DESCRIPTION OF THE TASK =
Copy out each of the following entries word for word, with no changes.

** Begin **

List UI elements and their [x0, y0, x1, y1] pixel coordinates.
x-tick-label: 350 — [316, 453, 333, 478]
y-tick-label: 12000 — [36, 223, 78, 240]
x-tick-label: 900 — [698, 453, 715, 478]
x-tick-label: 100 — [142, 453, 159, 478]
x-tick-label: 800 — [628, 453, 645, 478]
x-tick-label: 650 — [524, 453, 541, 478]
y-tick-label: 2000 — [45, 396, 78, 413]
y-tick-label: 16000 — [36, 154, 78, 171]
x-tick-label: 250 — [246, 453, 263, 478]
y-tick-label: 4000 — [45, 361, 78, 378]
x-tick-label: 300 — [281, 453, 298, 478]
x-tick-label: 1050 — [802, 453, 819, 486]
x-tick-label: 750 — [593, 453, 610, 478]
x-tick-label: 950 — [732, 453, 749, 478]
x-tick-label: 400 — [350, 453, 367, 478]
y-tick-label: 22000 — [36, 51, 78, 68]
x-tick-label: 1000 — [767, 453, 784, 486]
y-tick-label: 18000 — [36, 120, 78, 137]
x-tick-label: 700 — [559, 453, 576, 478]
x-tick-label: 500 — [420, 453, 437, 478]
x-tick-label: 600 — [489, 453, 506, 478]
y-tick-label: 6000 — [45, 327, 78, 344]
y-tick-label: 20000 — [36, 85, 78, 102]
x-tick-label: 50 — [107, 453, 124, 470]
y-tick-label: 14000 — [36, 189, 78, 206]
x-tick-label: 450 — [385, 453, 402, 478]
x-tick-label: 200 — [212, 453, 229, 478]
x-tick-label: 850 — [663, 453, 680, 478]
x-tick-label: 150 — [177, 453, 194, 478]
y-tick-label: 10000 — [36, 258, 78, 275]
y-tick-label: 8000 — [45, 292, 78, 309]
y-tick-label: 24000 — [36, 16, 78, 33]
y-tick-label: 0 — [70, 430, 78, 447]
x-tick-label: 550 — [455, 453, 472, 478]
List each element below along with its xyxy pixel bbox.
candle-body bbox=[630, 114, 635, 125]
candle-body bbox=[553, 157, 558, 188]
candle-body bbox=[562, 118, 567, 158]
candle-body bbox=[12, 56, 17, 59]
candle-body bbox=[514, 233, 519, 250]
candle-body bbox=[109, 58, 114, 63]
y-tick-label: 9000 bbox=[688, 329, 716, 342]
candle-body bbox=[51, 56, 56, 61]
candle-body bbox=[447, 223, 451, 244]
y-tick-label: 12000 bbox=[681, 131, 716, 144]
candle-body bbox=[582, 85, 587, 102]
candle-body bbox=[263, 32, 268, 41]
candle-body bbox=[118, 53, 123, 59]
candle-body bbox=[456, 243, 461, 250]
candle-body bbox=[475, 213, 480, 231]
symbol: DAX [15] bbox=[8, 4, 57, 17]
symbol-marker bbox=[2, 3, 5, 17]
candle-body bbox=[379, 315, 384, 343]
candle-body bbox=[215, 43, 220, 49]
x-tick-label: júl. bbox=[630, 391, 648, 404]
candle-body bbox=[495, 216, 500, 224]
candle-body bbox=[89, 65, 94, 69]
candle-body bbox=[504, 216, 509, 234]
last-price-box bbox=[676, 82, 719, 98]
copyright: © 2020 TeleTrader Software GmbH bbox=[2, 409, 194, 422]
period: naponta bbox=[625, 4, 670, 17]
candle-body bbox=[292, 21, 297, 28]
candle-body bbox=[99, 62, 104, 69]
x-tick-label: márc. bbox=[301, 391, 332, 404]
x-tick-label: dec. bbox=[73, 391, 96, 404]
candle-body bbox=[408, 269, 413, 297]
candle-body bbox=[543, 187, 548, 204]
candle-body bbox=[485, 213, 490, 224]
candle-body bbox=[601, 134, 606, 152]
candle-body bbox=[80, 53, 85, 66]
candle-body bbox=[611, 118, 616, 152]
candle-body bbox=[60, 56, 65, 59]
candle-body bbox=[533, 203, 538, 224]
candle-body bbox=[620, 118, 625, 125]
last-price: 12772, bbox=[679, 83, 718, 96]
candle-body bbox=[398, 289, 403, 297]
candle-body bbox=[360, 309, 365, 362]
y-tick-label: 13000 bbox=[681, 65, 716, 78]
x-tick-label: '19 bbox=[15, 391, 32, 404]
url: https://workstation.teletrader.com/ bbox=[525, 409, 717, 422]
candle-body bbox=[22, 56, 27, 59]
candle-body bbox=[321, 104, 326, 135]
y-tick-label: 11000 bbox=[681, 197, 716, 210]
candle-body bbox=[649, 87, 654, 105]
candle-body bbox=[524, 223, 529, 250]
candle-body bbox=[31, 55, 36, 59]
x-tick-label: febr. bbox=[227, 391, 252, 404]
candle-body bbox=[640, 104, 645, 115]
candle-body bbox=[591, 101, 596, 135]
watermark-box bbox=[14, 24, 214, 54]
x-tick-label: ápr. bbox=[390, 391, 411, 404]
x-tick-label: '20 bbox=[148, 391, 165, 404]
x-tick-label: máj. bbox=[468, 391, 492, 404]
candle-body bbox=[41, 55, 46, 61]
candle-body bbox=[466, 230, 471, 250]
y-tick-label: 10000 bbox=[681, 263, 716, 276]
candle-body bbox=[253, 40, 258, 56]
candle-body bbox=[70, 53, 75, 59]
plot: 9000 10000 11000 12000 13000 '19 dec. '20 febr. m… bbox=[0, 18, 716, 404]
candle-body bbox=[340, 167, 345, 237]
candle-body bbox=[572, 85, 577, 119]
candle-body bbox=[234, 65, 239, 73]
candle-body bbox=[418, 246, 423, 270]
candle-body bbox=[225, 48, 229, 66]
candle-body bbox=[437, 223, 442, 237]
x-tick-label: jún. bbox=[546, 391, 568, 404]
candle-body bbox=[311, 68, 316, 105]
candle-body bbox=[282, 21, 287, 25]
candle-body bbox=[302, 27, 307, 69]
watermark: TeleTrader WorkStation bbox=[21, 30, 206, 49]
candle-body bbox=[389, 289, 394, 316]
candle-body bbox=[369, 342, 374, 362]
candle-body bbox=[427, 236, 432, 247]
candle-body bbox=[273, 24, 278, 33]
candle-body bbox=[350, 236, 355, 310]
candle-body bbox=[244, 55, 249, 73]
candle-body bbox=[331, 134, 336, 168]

** End **

RESPONSE TO THIS EXERCISE =
List UI elements and their [x0, y0, x1, y1] pixel coordinates.
x-tick-label: 350 — [316, 453, 333, 478]
y-tick-label: 12000 — [36, 223, 78, 240]
x-tick-label: 900 — [698, 453, 715, 478]
x-tick-label: 100 — [142, 453, 159, 478]
x-tick-label: 800 — [628, 453, 645, 478]
x-tick-label: 650 — [524, 453, 541, 478]
y-tick-label: 2000 — [45, 396, 78, 413]
y-tick-label: 16000 — [36, 154, 78, 171]
x-tick-label: 250 — [246, 453, 263, 478]
y-tick-label: 4000 — [45, 361, 78, 378]
x-tick-label: 300 — [281, 453, 298, 478]
x-tick-label: 1050 — [802, 453, 819, 486]
x-tick-label: 750 — [593, 453, 610, 478]
x-tick-label: 950 — [732, 453, 749, 478]
x-tick-label: 400 — [350, 453, 367, 478]
y-tick-label: 22000 — [36, 51, 78, 68]
x-tick-label: 1000 — [767, 453, 784, 486]
y-tick-label: 18000 — [36, 120, 78, 137]
x-tick-label: 700 — [559, 453, 576, 478]
x-tick-label: 500 — [420, 453, 437, 478]
x-tick-label: 600 — [489, 453, 506, 478]
y-tick-label: 6000 — [45, 327, 78, 344]
y-tick-label: 20000 — [36, 85, 78, 102]
x-tick-label: 50 — [107, 453, 124, 470]
y-tick-label: 14000 — [36, 189, 78, 206]
x-tick-label: 450 — [385, 453, 402, 478]
x-tick-label: 200 — [212, 453, 229, 478]
x-tick-label: 850 — [663, 453, 680, 478]
x-tick-label: 150 — [177, 453, 194, 478]
y-tick-label: 10000 — [36, 258, 78, 275]
y-tick-label: 8000 — [45, 292, 78, 309]
y-tick-label: 24000 — [36, 16, 78, 33]
y-tick-label: 0 — [70, 430, 78, 447]
x-tick-label: 550 — [455, 453, 472, 478]
List each element below along with its xyxy pixel bbox.
candle-body bbox=[630, 114, 635, 125]
candle-body bbox=[553, 157, 558, 188]
candle-body bbox=[562, 118, 567, 158]
candle-body bbox=[12, 56, 17, 59]
candle-body bbox=[514, 233, 519, 250]
candle-body bbox=[109, 58, 114, 63]
y-tick-label: 9000 bbox=[688, 329, 716, 342]
candle-body bbox=[51, 56, 56, 61]
candle-body bbox=[447, 223, 451, 244]
y-tick-label: 12000 bbox=[681, 131, 716, 144]
candle-body bbox=[582, 85, 587, 102]
candle-body bbox=[263, 32, 268, 41]
candle-body bbox=[118, 53, 123, 59]
candle-body bbox=[456, 243, 461, 250]
candle-body bbox=[475, 213, 480, 231]
symbol: DAX [15] bbox=[8, 4, 57, 17]
symbol-marker bbox=[2, 3, 5, 17]
candle-body bbox=[379, 315, 384, 343]
candle-body bbox=[215, 43, 220, 49]
x-tick-label: júl. bbox=[630, 391, 648, 404]
candle-body bbox=[495, 216, 500, 224]
candle-body bbox=[89, 65, 94, 69]
candle-body bbox=[504, 216, 509, 234]
last-price-box bbox=[676, 82, 719, 98]
copyright: © 2020 TeleTrader Software GmbH bbox=[2, 409, 194, 422]
period: naponta bbox=[625, 4, 670, 17]
candle-body bbox=[292, 21, 297, 28]
candle-body bbox=[99, 62, 104, 69]
x-tick-label: márc. bbox=[301, 391, 332, 404]
x-tick-label: dec. bbox=[73, 391, 96, 404]
candle-body bbox=[408, 269, 413, 297]
candle-body bbox=[543, 187, 548, 204]
candle-body bbox=[485, 213, 490, 224]
candle-body bbox=[601, 134, 606, 152]
candle-body bbox=[80, 53, 85, 66]
candle-body bbox=[611, 118, 616, 152]
candle-body bbox=[60, 56, 65, 59]
candle-body bbox=[533, 203, 538, 224]
candle-body bbox=[620, 118, 625, 125]
last-price: 12772, bbox=[679, 83, 718, 96]
candle-body bbox=[398, 289, 403, 297]
candle-body bbox=[360, 309, 365, 362]
y-tick-label: 13000 bbox=[681, 65, 716, 78]
x-tick-label: '19 bbox=[15, 391, 32, 404]
url: https://workstation.teletrader.com/ bbox=[525, 409, 717, 422]
candle-body bbox=[22, 56, 27, 59]
candle-body bbox=[321, 104, 326, 135]
y-tick-label: 11000 bbox=[681, 197, 716, 210]
candle-body bbox=[649, 87, 654, 105]
candle-body bbox=[524, 223, 529, 250]
candle-body bbox=[31, 55, 36, 59]
x-tick-label: febr. bbox=[227, 391, 252, 404]
candle-body bbox=[640, 104, 645, 115]
candle-body bbox=[591, 101, 596, 135]
watermark-box bbox=[14, 24, 214, 54]
x-tick-label: ápr. bbox=[390, 391, 411, 404]
x-tick-label: '20 bbox=[148, 391, 165, 404]
x-tick-label: máj. bbox=[468, 391, 492, 404]
candle-body bbox=[41, 55, 46, 61]
candle-body bbox=[466, 230, 471, 250]
y-tick-label: 10000 bbox=[681, 263, 716, 276]
candle-body bbox=[253, 40, 258, 56]
candle-body bbox=[70, 53, 75, 59]
plot: 9000 10000 11000 12000 13000 '19 dec. '20 febr. m… bbox=[0, 18, 716, 404]
candle-body bbox=[340, 167, 345, 237]
candle-body bbox=[572, 85, 577, 119]
candle-body bbox=[234, 65, 239, 73]
candle-body bbox=[418, 246, 423, 270]
candle-body bbox=[225, 48, 229, 66]
candle-body bbox=[437, 223, 442, 237]
x-tick-label: jún. bbox=[546, 391, 568, 404]
candle-body bbox=[311, 68, 316, 105]
candle-body bbox=[282, 21, 287, 25]
candle-body bbox=[302, 27, 307, 69]
watermark: TeleTrader WorkStation bbox=[21, 30, 206, 49]
candle-body bbox=[389, 289, 394, 316]
candle-body bbox=[369, 342, 374, 362]
candle-body bbox=[427, 236, 432, 247]
candle-body bbox=[273, 24, 278, 33]
candle-body bbox=[350, 236, 355, 310]
candle-body bbox=[244, 55, 249, 73]
candle-body bbox=[331, 134, 336, 168]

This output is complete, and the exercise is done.